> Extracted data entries
◆ ◆ ◆
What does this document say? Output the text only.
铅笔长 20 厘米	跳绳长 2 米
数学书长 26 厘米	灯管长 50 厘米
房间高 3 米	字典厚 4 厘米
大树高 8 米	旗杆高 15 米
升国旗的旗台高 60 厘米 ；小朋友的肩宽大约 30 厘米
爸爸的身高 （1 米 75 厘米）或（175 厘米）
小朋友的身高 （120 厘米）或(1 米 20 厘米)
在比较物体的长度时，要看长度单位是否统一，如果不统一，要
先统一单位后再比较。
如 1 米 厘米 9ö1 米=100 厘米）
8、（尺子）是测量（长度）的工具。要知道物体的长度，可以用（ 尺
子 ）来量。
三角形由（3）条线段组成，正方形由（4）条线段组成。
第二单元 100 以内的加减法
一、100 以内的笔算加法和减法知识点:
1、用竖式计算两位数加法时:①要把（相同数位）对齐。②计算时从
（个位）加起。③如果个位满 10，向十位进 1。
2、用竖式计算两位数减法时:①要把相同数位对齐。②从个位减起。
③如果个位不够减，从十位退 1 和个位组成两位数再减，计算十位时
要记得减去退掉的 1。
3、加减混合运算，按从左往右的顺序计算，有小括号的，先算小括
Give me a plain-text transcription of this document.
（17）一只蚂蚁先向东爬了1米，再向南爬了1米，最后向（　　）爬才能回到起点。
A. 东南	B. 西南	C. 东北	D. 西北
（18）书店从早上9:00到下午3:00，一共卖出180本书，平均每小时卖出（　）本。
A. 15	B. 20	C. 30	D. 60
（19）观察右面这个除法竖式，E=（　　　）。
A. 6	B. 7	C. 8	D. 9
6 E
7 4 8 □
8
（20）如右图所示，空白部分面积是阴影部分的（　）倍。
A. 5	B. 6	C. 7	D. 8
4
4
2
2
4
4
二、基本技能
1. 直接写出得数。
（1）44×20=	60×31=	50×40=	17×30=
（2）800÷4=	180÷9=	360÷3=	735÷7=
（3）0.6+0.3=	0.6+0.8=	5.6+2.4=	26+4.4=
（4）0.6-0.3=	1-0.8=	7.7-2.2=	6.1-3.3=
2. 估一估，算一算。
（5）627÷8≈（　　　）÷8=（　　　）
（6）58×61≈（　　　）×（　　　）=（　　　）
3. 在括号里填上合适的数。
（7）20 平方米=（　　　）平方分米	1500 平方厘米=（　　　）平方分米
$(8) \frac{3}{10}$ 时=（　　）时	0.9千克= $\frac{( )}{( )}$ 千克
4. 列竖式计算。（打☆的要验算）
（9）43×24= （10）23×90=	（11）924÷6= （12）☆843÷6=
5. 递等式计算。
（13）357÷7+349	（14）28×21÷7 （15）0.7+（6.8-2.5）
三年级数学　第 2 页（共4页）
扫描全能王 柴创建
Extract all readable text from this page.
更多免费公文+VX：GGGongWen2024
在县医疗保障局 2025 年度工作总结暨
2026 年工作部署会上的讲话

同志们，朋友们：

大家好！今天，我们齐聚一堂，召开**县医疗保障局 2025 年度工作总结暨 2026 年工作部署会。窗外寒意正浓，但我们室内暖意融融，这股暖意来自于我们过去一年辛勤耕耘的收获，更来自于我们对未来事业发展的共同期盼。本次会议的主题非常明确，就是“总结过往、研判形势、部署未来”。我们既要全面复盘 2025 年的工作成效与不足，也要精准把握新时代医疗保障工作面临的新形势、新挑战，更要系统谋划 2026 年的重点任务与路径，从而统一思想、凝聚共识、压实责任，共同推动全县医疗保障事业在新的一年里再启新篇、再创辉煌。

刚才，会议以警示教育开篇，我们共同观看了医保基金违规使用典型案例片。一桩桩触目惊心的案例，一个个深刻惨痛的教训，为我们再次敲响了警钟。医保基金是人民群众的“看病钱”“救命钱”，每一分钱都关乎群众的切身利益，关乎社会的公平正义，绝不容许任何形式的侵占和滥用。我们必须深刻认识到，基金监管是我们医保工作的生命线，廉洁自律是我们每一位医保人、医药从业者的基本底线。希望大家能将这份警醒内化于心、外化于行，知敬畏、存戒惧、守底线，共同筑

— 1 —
◆ ◆ ◆
> OBJECTIVE
In the entries above, take the line containing "Extract all readable text from this page." and each later line through the last, and repeat them exactly. Output nothing else.

> RESULT
Extract all readable text from this page.
更多免费公文+VX：GGGongWen2024
在县医疗保障局 2025 年度工作总结暨
2026 年工作部署会上的讲话

同志们，朋友们：

大家好！今天，我们齐聚一堂，召开**县医疗保障局 2025 年度工作总结暨 2026 年工作部署会。窗外寒意正浓，但我们室内暖意融融，这股暖意来自于我们过去一年辛勤耕耘的收获，更来自于我们对未来事业发展的共同期盼。本次会议的主题非常明确，就是“总结过往、研判形势、部署未来”。我们既要全面复盘 2025 年的工作成效与不足，也要精准把握新时代医疗保障工作面临的新形势、新挑战，更要系统谋划 2026 年的重点任务与路径，从而统一思想、凝聚共识、压实责任，共同推动全县医疗保障事业在新的一年里再启新篇、再创辉煌。

刚才，会议以警示教育开篇，我们共同观看了医保基金违规使用典型案例片。一桩桩触目惊心的案例，一个个深刻惨痛的教训，为我们再次敲响了警钟。医保基金是人民群众的“看病钱”“救命钱”，每一分钱都关乎群众的切身利益，关乎社会的公平正义，绝不容许任何形式的侵占和滥用。我们必须深刻认识到，基金监管是我们医保工作的生命线，廉洁自律是我们每一位医保人、医药从业者的基本底线。希望大家能将这份警醒内化于心、外化于行，知敬畏、存戒惧、守底线，共同筑

— 1 —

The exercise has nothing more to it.